→ Element location data

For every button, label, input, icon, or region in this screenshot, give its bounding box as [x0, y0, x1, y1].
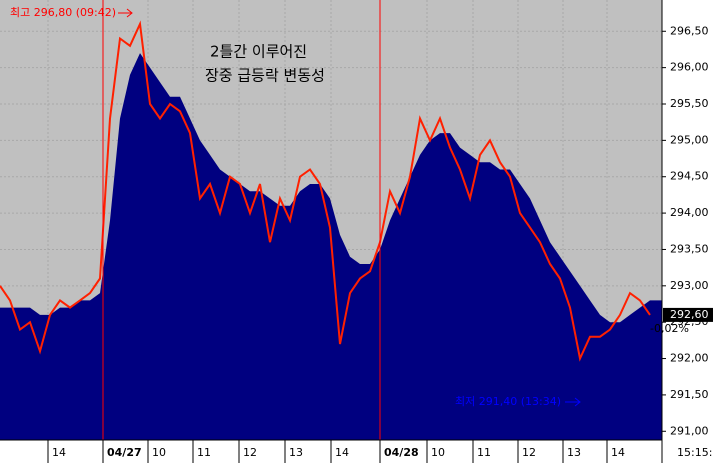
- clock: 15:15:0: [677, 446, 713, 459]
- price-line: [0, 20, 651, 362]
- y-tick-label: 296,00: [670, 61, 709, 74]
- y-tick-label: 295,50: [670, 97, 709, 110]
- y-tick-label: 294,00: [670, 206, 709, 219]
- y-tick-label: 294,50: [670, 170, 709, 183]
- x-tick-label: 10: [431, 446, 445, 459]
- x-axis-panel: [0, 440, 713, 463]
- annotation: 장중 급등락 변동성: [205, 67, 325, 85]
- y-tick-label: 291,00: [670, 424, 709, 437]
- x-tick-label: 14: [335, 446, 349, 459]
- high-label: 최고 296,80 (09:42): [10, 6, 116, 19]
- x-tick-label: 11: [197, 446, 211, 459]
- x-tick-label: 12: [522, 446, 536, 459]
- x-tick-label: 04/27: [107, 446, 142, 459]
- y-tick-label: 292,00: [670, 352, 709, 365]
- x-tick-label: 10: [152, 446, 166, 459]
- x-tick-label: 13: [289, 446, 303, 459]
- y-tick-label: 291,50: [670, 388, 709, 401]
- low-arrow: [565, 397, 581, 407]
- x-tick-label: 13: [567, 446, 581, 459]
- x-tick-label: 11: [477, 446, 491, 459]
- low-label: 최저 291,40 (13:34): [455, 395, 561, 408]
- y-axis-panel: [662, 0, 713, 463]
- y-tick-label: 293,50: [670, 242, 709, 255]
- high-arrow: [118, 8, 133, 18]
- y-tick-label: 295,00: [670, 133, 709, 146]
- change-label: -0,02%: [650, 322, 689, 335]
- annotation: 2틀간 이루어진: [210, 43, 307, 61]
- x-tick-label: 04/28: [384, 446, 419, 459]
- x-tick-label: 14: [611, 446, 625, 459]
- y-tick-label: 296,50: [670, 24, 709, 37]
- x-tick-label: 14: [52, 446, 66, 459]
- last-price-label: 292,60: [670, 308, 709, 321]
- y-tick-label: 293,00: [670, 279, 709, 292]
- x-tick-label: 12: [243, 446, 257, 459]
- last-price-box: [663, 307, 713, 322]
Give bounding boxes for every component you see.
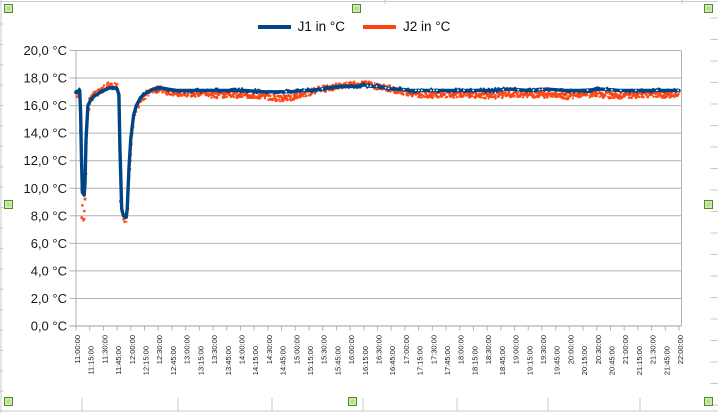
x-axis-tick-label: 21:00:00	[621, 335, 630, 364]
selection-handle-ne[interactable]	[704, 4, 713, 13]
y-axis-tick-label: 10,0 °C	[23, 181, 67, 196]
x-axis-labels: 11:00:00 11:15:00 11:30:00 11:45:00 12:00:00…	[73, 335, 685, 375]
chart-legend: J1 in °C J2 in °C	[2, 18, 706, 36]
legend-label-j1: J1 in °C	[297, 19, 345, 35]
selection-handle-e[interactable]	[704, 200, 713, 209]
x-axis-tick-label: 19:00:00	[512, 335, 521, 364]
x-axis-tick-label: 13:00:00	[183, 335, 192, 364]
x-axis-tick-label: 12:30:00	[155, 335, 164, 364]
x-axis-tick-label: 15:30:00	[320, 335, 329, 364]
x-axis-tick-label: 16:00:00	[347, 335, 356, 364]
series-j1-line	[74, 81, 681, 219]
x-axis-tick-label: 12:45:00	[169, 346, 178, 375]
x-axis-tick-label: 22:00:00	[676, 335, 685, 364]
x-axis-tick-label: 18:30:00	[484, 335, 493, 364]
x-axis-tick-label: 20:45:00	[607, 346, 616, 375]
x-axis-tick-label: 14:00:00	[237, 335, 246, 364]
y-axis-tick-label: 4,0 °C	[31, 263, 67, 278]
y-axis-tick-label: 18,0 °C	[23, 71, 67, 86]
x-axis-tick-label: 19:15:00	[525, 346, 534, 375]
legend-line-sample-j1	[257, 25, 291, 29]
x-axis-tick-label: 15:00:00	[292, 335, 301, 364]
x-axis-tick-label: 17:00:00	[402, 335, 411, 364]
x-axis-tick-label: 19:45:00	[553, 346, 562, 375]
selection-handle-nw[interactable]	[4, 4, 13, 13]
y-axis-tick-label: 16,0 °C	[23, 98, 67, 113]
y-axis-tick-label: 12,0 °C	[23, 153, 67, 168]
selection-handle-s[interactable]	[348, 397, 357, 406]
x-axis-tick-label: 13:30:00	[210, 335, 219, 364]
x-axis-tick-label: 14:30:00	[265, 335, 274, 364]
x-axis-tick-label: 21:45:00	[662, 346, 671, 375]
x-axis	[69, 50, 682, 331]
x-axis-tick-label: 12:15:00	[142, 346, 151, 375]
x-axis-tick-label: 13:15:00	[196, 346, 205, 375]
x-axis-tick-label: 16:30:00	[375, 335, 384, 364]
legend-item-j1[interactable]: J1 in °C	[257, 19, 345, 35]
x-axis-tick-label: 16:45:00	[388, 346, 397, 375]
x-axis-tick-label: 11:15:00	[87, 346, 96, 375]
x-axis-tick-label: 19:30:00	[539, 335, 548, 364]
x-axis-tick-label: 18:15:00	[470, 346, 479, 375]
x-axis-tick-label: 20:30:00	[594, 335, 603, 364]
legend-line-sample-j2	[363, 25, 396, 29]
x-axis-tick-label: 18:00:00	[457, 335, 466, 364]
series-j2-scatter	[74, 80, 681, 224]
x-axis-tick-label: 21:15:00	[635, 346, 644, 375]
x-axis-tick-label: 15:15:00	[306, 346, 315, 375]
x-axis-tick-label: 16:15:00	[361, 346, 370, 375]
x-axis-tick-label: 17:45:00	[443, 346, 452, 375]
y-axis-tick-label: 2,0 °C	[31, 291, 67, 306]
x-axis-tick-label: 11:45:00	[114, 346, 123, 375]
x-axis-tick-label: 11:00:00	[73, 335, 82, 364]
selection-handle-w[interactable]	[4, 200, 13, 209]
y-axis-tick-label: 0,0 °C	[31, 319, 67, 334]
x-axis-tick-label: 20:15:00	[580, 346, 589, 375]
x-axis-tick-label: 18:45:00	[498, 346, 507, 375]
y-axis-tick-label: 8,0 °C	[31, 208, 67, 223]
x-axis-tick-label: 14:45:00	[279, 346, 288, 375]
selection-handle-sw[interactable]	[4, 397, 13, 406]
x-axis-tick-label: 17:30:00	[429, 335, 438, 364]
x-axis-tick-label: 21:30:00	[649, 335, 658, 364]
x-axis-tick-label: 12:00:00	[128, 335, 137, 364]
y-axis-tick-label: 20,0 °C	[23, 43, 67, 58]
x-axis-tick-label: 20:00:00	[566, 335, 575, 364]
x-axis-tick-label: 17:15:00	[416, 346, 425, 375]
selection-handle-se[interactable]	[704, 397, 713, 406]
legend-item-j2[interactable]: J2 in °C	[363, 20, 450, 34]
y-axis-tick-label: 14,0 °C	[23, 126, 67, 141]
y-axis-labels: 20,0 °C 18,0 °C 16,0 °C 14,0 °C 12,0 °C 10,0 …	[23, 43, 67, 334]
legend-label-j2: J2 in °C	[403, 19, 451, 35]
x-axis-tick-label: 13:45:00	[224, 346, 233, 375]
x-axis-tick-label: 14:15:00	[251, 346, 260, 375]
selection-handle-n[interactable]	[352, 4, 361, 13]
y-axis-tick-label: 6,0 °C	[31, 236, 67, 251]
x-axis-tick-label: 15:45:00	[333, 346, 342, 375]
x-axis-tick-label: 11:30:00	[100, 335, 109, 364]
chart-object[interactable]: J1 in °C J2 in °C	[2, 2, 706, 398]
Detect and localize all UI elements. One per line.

...

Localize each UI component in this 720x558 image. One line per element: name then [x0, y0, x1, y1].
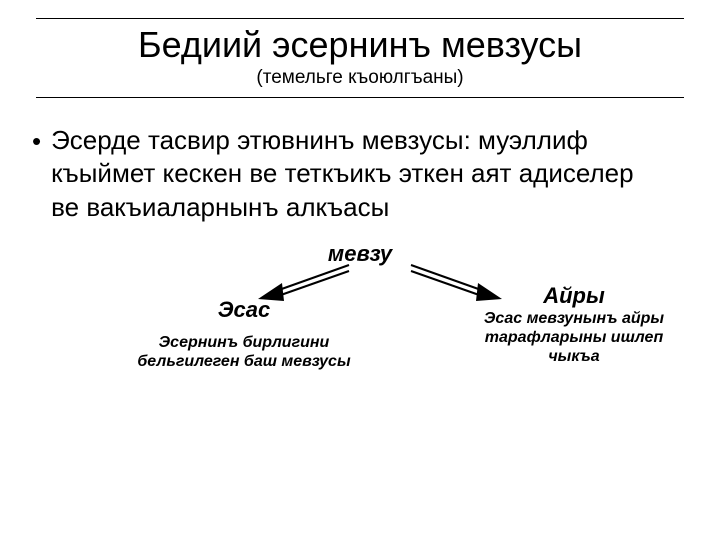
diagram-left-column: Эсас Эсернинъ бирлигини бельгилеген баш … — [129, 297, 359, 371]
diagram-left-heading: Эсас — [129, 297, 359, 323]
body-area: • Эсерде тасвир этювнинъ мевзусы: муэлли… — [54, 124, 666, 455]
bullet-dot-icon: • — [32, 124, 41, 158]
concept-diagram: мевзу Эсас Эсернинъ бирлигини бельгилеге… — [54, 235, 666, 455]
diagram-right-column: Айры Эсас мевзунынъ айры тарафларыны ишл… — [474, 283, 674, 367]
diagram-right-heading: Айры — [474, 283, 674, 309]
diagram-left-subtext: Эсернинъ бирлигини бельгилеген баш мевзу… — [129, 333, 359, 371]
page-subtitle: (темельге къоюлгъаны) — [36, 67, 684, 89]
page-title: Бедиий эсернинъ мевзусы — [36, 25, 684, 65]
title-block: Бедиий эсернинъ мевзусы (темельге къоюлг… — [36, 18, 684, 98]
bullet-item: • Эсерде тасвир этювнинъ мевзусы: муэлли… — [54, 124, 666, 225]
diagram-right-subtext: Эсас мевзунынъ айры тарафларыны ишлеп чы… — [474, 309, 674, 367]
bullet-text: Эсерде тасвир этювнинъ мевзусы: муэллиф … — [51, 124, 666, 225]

→ WRITTEN EXERCISE
Reproduce word for word the lines from the line with "- clock: 15:15:0: [677, 446, 713, 459]" to the line with "Give bounding boxes".

→ ANSWER BELOW
- clock: 15:15:0: [677, 446, 713, 459]
- price-line: [0, 20, 651, 362]
- y-tick-label: 296,00: [670, 61, 709, 74]
- y-tick-label: 295,50: [670, 97, 709, 110]
- y-tick-label: 294,00: [670, 206, 709, 219]
- y-tick-label: 294,50: [670, 170, 709, 183]
- x-tick-label: 10: [431, 446, 445, 459]
- x-axis-panel: [0, 440, 713, 463]
- annotation: 장중 급등락 변동성: [205, 67, 325, 85]
- y-tick-label: 291,00: [670, 424, 709, 437]
- x-tick-label: 14: [335, 446, 349, 459]
- high-label: 최고 296,80 (09:42): [10, 6, 116, 19]
- x-tick-label: 11: [197, 446, 211, 459]
- x-tick-label: 12: [522, 446, 536, 459]
- x-tick-label: 04/27: [107, 446, 142, 459]
- y-tick-label: 292,00: [670, 352, 709, 365]
- x-tick-label: 10: [152, 446, 166, 459]
- x-tick-label: 13: [289, 446, 303, 459]
- y-tick-label: 291,50: [670, 388, 709, 401]
- low-arrow: [565, 397, 581, 407]
- x-tick-label: 13: [567, 446, 581, 459]
- x-tick-label: 11: [477, 446, 491, 459]
- low-label: 최저 291,40 (13:34): [455, 395, 561, 408]
- y-axis-panel: [662, 0, 713, 463]
- y-tick-label: 293,50: [670, 242, 709, 255]
- high-arrow: [118, 8, 133, 18]
- y-tick-label: 295,00: [670, 133, 709, 146]
- change-label: -0,02%: [650, 322, 689, 335]
- annotation: 2틀간 이루어진: [210, 43, 307, 61]
- x-tick-label: 04/28: [384, 446, 419, 459]
- x-tick-label: 14: [611, 446, 625, 459]
- y-tick-label: 296,50: [670, 24, 709, 37]
- x-tick-label: 14: [52, 446, 66, 459]
- last-price-label: 292,60: [670, 308, 709, 321]
- y-tick-label: 293,00: [670, 279, 709, 292]
- x-tick-label: 12: [243, 446, 257, 459]
- last-price-box: [663, 307, 713, 322]
Give bounding boxes for every component you see.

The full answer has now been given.